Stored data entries
** BEGIN **
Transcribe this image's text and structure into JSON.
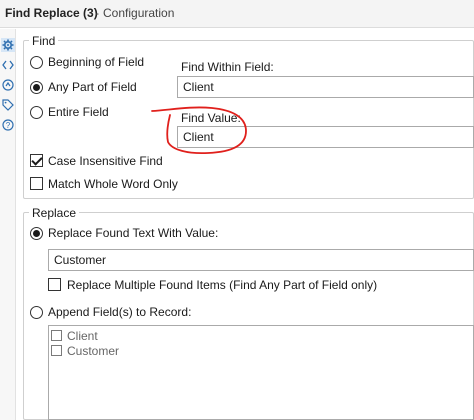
{
  "title": {
    "main": "Find Replace (3)",
    "separator": "-",
    "sub": "Configuration"
  },
  "sidebar": {
    "icons": [
      "gear-icon",
      "code-icon",
      "navigate-icon",
      "tag-icon",
      "help-icon"
    ]
  },
  "find": {
    "legend": "Find",
    "options": [
      {
        "label": "Beginning of Field",
        "checked": false
      },
      {
        "label": "Any Part of Field",
        "checked": true
      },
      {
        "label": "Entire Field",
        "checked": false
      }
    ],
    "find_within_label": "Find Within Field:",
    "find_within_value": "Client",
    "find_value_label": "Find Value:",
    "find_value_value": "Client",
    "case_insensitive": {
      "label": "Case Insensitive Find",
      "checked": true
    },
    "match_whole_word": {
      "label": "Match Whole Word Only",
      "checked": false
    }
  },
  "replace": {
    "legend": "Replace",
    "replace_found": {
      "label": "Replace Found Text With Value:",
      "checked": true
    },
    "replace_value": "Customer",
    "replace_multiple": {
      "label": "Replace Multiple Found Items (Find Any Part of Field only)",
      "checked": false
    },
    "append_fields": {
      "label": "Append Field(s) to Record:",
      "checked": false
    },
    "fields": [
      {
        "label": "Client",
        "checked": false
      },
      {
        "label": "Customer",
        "checked": false
      }
    ]
  },
  "colors": {
    "annotation": "#e0201c",
    "accent": "#2f6fb0"
  }
}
** END **
§ **Directive**
Your task is to gather all lines from the entries above that hold the word "Client".

§ **Answer to this task**
    "find_within_value": "Client",
    "find_value_value": "Client",
        "label": "Client",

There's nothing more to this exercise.